Records shown:
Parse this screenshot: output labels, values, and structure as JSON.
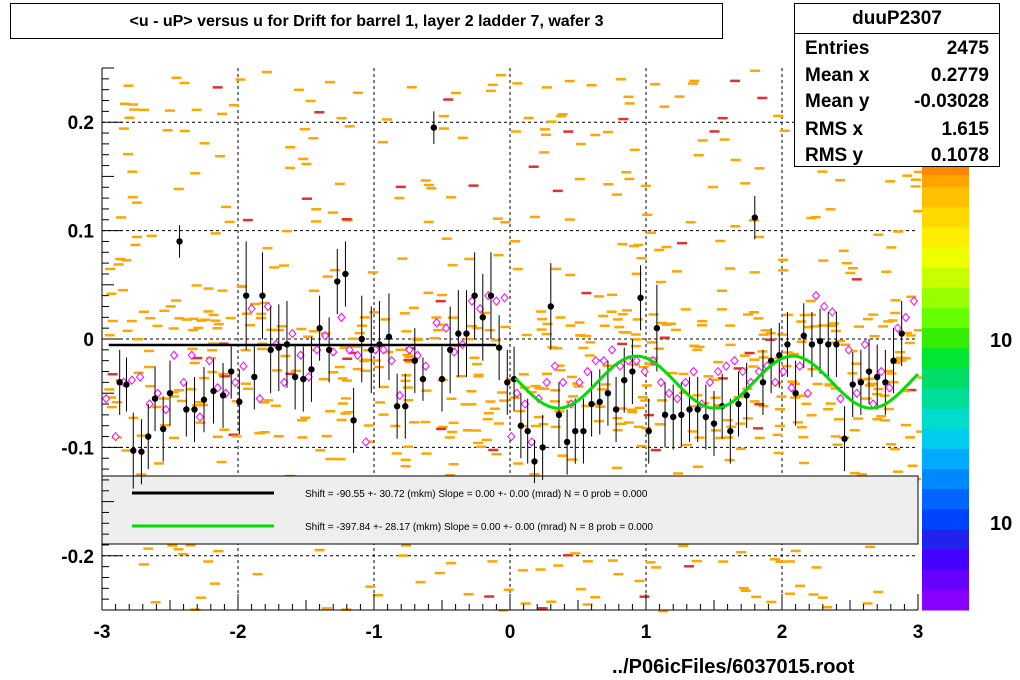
{
  "title": "<u - uP>       versus   u for Drift for barrel 1, layer 2 ladder 7, wafer 3",
  "stats": {
    "name": "duuP2307",
    "rows": [
      {
        "label": "Entries",
        "value": "2475"
      },
      {
        "label": "Mean x",
        "value": "0.2779"
      },
      {
        "label": "Mean y",
        "value": "-0.03028"
      },
      {
        "label": "RMS x",
        "value": "1.615"
      },
      {
        "label": "RMS y",
        "value": "0.1078"
      }
    ]
  },
  "footer": "../P06icFiles/6037015.root",
  "palette_labels": [
    "10",
    "10"
  ],
  "legend": [
    {
      "color": "#000000",
      "text": "Shift =   -90.55 +- 30.72 (mkm) Slope =    0.00 +- 0.00 (mrad)  N = 0 prob = 0.000"
    },
    {
      "color": "#00dd00",
      "text": "Shift =  -397.84 +- 28.17 (mkm) Slope =    0.00 +- 0.00 (mrad)  N = 8 prob = 0.000"
    }
  ],
  "chart_data": {
    "type": "scatter",
    "title": "<u - uP>       versus   u for Drift for barrel 1, layer 2 ladder 7, wafer 3",
    "xlim": [
      -3,
      3
    ],
    "ylim": [
      -0.25,
      0.25
    ],
    "x_ticks": [
      -3,
      -2,
      -1,
      0,
      1,
      2,
      3
    ],
    "y_ticks": [
      -0.2,
      -0.1,
      0,
      0.1,
      0.2
    ],
    "grid": true,
    "colors": {
      "density_low": "#ffa500",
      "density_high": "#e03030",
      "profile_point": "#000000",
      "mean_point": "#ff00ff",
      "fit_black": "#000000",
      "fit_green": "#00dd00"
    },
    "profile_points": [
      {
        "x": -2.87,
        "y": -0.04,
        "e": 0.03
      },
      {
        "x": -2.82,
        "y": -0.042,
        "e": 0.025
      },
      {
        "x": -2.77,
        "y": -0.103,
        "e": 0.035
      },
      {
        "x": -2.71,
        "y": -0.104,
        "e": 0.03
      },
      {
        "x": -2.66,
        "y": -0.09,
        "e": 0.03
      },
      {
        "x": -2.61,
        "y": -0.055,
        "e": 0.03
      },
      {
        "x": -2.55,
        "y": -0.083,
        "e": 0.03
      },
      {
        "x": -2.5,
        "y": -0.05,
        "e": 0.03
      },
      {
        "x": -2.43,
        "y": 0.09,
        "e": 0.015
      },
      {
        "x": -2.38,
        "y": -0.065,
        "e": 0.025
      },
      {
        "x": -2.32,
        "y": -0.065,
        "e": 0.03
      },
      {
        "x": -2.25,
        "y": -0.056,
        "e": 0.03
      },
      {
        "x": -2.18,
        "y": -0.048,
        "e": 0.03
      },
      {
        "x": -2.11,
        "y": -0.052,
        "e": 0.03
      },
      {
        "x": -2.05,
        "y": -0.03,
        "e": 0.025
      },
      {
        "x": -1.99,
        "y": -0.058,
        "e": 0.03
      },
      {
        "x": -1.94,
        "y": 0.04,
        "e": 0.05
      },
      {
        "x": -1.88,
        "y": -0.035,
        "e": 0.03
      },
      {
        "x": -1.82,
        "y": 0.04,
        "e": 0.04
      },
      {
        "x": -1.76,
        "y": -0.01,
        "e": 0.04
      },
      {
        "x": -1.7,
        "y": -0.008,
        "e": 0.04
      },
      {
        "x": -1.64,
        "y": -0.005,
        "e": 0.04
      },
      {
        "x": -1.58,
        "y": -0.035,
        "e": 0.03
      },
      {
        "x": -1.52,
        "y": -0.037,
        "e": 0.03
      },
      {
        "x": -1.46,
        "y": -0.028,
        "e": 0.03
      },
      {
        "x": -1.4,
        "y": 0.01,
        "e": 0.03
      },
      {
        "x": -1.33,
        "y": -0.01,
        "e": 0.03
      },
      {
        "x": -1.27,
        "y": 0.053,
        "e": 0.03
      },
      {
        "x": -1.21,
        "y": 0.06,
        "e": 0.03
      },
      {
        "x": -1.15,
        "y": -0.075,
        "e": 0.03
      },
      {
        "x": -1.09,
        "y": 0.0,
        "e": 0.04
      },
      {
        "x": -1.02,
        "y": -0.01,
        "e": 0.04
      },
      {
        "x": -0.96,
        "y": -0.005,
        "e": 0.04
      },
      {
        "x": -0.89,
        "y": 0.002,
        "e": 0.04
      },
      {
        "x": -0.83,
        "y": -0.062,
        "e": 0.03
      },
      {
        "x": -0.77,
        "y": -0.062,
        "e": 0.03
      },
      {
        "x": -0.7,
        "y": -0.02,
        "e": 0.03
      },
      {
        "x": -0.64,
        "y": -0.037,
        "e": 0.02
      },
      {
        "x": -0.56,
        "y": 0.195,
        "e": 0.015
      },
      {
        "x": -0.5,
        "y": -0.037,
        "e": 0.03
      },
      {
        "x": -0.44,
        "y": -0.01,
        "e": 0.04
      },
      {
        "x": -0.38,
        "y": 0.005,
        "e": 0.04
      },
      {
        "x": -0.32,
        "y": 0.005,
        "e": 0.04
      },
      {
        "x": -0.26,
        "y": 0.04,
        "e": 0.04
      },
      {
        "x": -0.2,
        "y": 0.02,
        "e": 0.04
      },
      {
        "x": -0.14,
        "y": 0.04,
        "e": 0.04
      },
      {
        "x": -0.08,
        "y": -0.008,
        "e": 0.03
      },
      {
        "x": -0.02,
        "y": -0.04,
        "e": 0.03
      },
      {
        "x": 0.03,
        "y": -0.037,
        "e": 0.03
      },
      {
        "x": 0.08,
        "y": -0.08,
        "e": 0.03
      },
      {
        "x": 0.13,
        "y": -0.085,
        "e": 0.03
      },
      {
        "x": 0.18,
        "y": -0.113,
        "e": 0.02
      },
      {
        "x": 0.24,
        "y": -0.1,
        "e": 0.03
      },
      {
        "x": 0.3,
        "y": 0.03,
        "e": 0.04
      },
      {
        "x": 0.36,
        "y": -0.07,
        "e": 0.03
      },
      {
        "x": 0.42,
        "y": -0.095,
        "e": 0.03
      },
      {
        "x": 0.48,
        "y": -0.085,
        "e": 0.03
      },
      {
        "x": 0.54,
        "y": -0.085,
        "e": 0.03
      },
      {
        "x": 0.6,
        "y": -0.06,
        "e": 0.03
      },
      {
        "x": 0.66,
        "y": -0.058,
        "e": 0.03
      },
      {
        "x": 0.72,
        "y": -0.05,
        "e": 0.03
      },
      {
        "x": 0.78,
        "y": -0.065,
        "e": 0.03
      },
      {
        "x": 0.84,
        "y": -0.038,
        "e": 0.03
      },
      {
        "x": 0.9,
        "y": -0.03,
        "e": 0.03
      },
      {
        "x": 0.96,
        "y": 0.038,
        "e": 0.03
      },
      {
        "x": 1.02,
        "y": -0.085,
        "e": 0.03
      },
      {
        "x": 1.08,
        "y": 0.01,
        "e": 0.04
      },
      {
        "x": 1.14,
        "y": -0.07,
        "e": 0.03
      },
      {
        "x": 1.2,
        "y": -0.072,
        "e": 0.03
      },
      {
        "x": 1.26,
        "y": -0.07,
        "e": 0.03
      },
      {
        "x": 1.32,
        "y": -0.065,
        "e": 0.03
      },
      {
        "x": 1.38,
        "y": -0.065,
        "e": 0.03
      },
      {
        "x": 1.44,
        "y": -0.072,
        "e": 0.03
      },
      {
        "x": 1.5,
        "y": -0.078,
        "e": 0.03
      },
      {
        "x": 1.56,
        "y": -0.062,
        "e": 0.03
      },
      {
        "x": 1.62,
        "y": -0.085,
        "e": 0.03
      },
      {
        "x": 1.68,
        "y": -0.06,
        "e": 0.03
      },
      {
        "x": 1.74,
        "y": -0.052,
        "e": 0.03
      },
      {
        "x": 1.8,
        "y": 0.112,
        "e": 0.02
      },
      {
        "x": 1.86,
        "y": -0.04,
        "e": 0.03
      },
      {
        "x": 1.92,
        "y": -0.02,
        "e": 0.03
      },
      {
        "x": 1.98,
        "y": -0.015,
        "e": 0.03
      },
      {
        "x": 2.04,
        "y": -0.005,
        "e": 0.03
      },
      {
        "x": 2.1,
        "y": -0.05,
        "e": 0.03
      },
      {
        "x": 2.16,
        "y": 0.003,
        "e": 0.03
      },
      {
        "x": 2.22,
        "y": -0.005,
        "e": 0.03
      },
      {
        "x": 2.28,
        "y": -0.002,
        "e": 0.03
      },
      {
        "x": 2.34,
        "y": -0.005,
        "e": 0.03
      },
      {
        "x": 2.4,
        "y": -0.005,
        "e": 0.03
      },
      {
        "x": 2.46,
        "y": -0.092,
        "e": 0.03
      },
      {
        "x": 2.52,
        "y": -0.042,
        "e": 0.03
      },
      {
        "x": 2.58,
        "y": -0.04,
        "e": 0.03
      },
      {
        "x": 2.64,
        "y": -0.03,
        "e": 0.03
      },
      {
        "x": 2.7,
        "y": -0.035,
        "e": 0.03
      },
      {
        "x": 2.76,
        "y": -0.04,
        "e": 0.03
      },
      {
        "x": 2.82,
        "y": -0.02,
        "e": 0.03
      },
      {
        "x": 2.88,
        "y": 0.005,
        "e": 0.03
      }
    ],
    "mean_points": [
      {
        "x": -2.97,
        "y": -0.055
      },
      {
        "x": -2.9,
        "y": -0.09
      },
      {
        "x": -2.84,
        "y": -0.04
      },
      {
        "x": -2.78,
        "y": -0.038
      },
      {
        "x": -2.72,
        "y": -0.035
      },
      {
        "x": -2.65,
        "y": -0.06
      },
      {
        "x": -2.59,
        "y": -0.05
      },
      {
        "x": -2.53,
        "y": -0.065
      },
      {
        "x": -2.47,
        "y": -0.015
      },
      {
        "x": -2.4,
        "y": -0.04
      },
      {
        "x": -2.34,
        "y": -0.015
      },
      {
        "x": -2.28,
        "y": -0.072
      },
      {
        "x": -2.21,
        "y": -0.02
      },
      {
        "x": -2.15,
        "y": -0.045
      },
      {
        "x": -2.09,
        "y": -0.05
      },
      {
        "x": -2.02,
        "y": -0.04
      },
      {
        "x": -1.96,
        "y": -0.025
      },
      {
        "x": -1.9,
        "y": 0.028
      },
      {
        "x": -1.84,
        "y": -0.055
      },
      {
        "x": -1.78,
        "y": 0.03
      },
      {
        "x": -1.72,
        "y": -0.005
      },
      {
        "x": -1.66,
        "y": -0.04
      },
      {
        "x": -1.6,
        "y": 0.005
      },
      {
        "x": -1.54,
        "y": -0.015
      },
      {
        "x": -1.48,
        "y": -0.035
      },
      {
        "x": -1.42,
        "y": -0.01
      },
      {
        "x": -1.36,
        "y": 0.003
      },
      {
        "x": -1.3,
        "y": -0.012
      },
      {
        "x": -1.24,
        "y": 0.02
      },
      {
        "x": -1.18,
        "y": -0.01
      },
      {
        "x": -1.12,
        "y": -0.015
      },
      {
        "x": -1.06,
        "y": -0.095
      },
      {
        "x": -0.99,
        "y": -0.01
      },
      {
        "x": -0.93,
        "y": -0.01
      },
      {
        "x": -0.87,
        "y": -0.02
      },
      {
        "x": -0.81,
        "y": -0.052
      },
      {
        "x": -0.74,
        "y": -0.01
      },
      {
        "x": -0.68,
        "y": -0.015
      },
      {
        "x": -0.62,
        "y": -0.025
      },
      {
        "x": -0.54,
        "y": 0.015
      },
      {
        "x": -0.47,
        "y": 0.01
      },
      {
        "x": -0.41,
        "y": -0.012
      },
      {
        "x": -0.35,
        "y": -0.005
      },
      {
        "x": -0.28,
        "y": 0.035
      },
      {
        "x": -0.22,
        "y": 0.028
      },
      {
        "x": -0.16,
        "y": 0.04
      },
      {
        "x": -0.1,
        "y": 0.035
      },
      {
        "x": -0.04,
        "y": 0.038
      },
      {
        "x": 0.01,
        "y": -0.09
      },
      {
        "x": 0.05,
        "y": -0.05
      },
      {
        "x": 0.11,
        "y": -0.06
      },
      {
        "x": 0.16,
        "y": -0.095
      },
      {
        "x": 0.21,
        "y": -0.055
      },
      {
        "x": 0.27,
        "y": -0.04
      },
      {
        "x": 0.33,
        "y": -0.025
      },
      {
        "x": 0.39,
        "y": -0.04
      },
      {
        "x": 0.45,
        "y": -0.06
      },
      {
        "x": 0.51,
        "y": -0.04
      },
      {
        "x": 0.57,
        "y": -0.03
      },
      {
        "x": 0.63,
        "y": -0.02
      },
      {
        "x": 0.69,
        "y": -0.02
      },
      {
        "x": 0.75,
        "y": -0.01
      },
      {
        "x": 0.81,
        "y": -0.025
      },
      {
        "x": 0.87,
        "y": -0.02
      },
      {
        "x": 0.93,
        "y": -0.02
      },
      {
        "x": 0.99,
        "y": -0.03
      },
      {
        "x": 1.05,
        "y": -0.02
      },
      {
        "x": 1.11,
        "y": -0.04
      },
      {
        "x": 1.17,
        "y": -0.05
      },
      {
        "x": 1.23,
        "y": -0.055
      },
      {
        "x": 1.29,
        "y": -0.04
      },
      {
        "x": 1.35,
        "y": -0.03
      },
      {
        "x": 1.41,
        "y": -0.06
      },
      {
        "x": 1.47,
        "y": -0.04
      },
      {
        "x": 1.53,
        "y": -0.03
      },
      {
        "x": 1.59,
        "y": -0.025
      },
      {
        "x": 1.65,
        "y": -0.02
      },
      {
        "x": 1.71,
        "y": -0.03
      },
      {
        "x": 1.77,
        "y": -0.04
      },
      {
        "x": 1.83,
        "y": -0.03
      },
      {
        "x": 1.89,
        "y": -0.025
      },
      {
        "x": 1.95,
        "y": -0.04
      },
      {
        "x": 2.01,
        "y": -0.03
      },
      {
        "x": 2.07,
        "y": -0.045
      },
      {
        "x": 2.13,
        "y": -0.025
      },
      {
        "x": 2.19,
        "y": -0.05
      },
      {
        "x": 2.25,
        "y": 0.04
      },
      {
        "x": 2.31,
        "y": 0.03
      },
      {
        "x": 2.37,
        "y": 0.025
      },
      {
        "x": 2.43,
        "y": -0.055
      },
      {
        "x": 2.49,
        "y": -0.01
      },
      {
        "x": 2.55,
        "y": -0.05
      },
      {
        "x": 2.61,
        "y": -0.005
      },
      {
        "x": 2.67,
        "y": -0.06
      },
      {
        "x": 2.73,
        "y": -0.03
      },
      {
        "x": 2.79,
        "y": -0.045
      },
      {
        "x": 2.85,
        "y": 0.01
      },
      {
        "x": 2.91,
        "y": 0.02
      },
      {
        "x": 2.97,
        "y": 0.035
      }
    ],
    "fit_black": {
      "x": [
        -2.95,
        -0.1
      ],
      "y": -0.0055
    },
    "fit_green": {
      "x_range": [
        0.04,
        3.0
      ],
      "offset": -0.0398,
      "amplitude": 0.024,
      "period": 1.15,
      "peak_x": 0.93
    }
  }
}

Set exercise: Copy each line of the records that contains the word "Drift".

Response to this exercise:
  "title": "<u - uP>       versus   u for Drift for barrel 1, layer 2 ladder 7, wafer 3",
    "title": "<u - uP>       versus   u for Drift for barrel 1, layer 2 ladder 7, wafer 3",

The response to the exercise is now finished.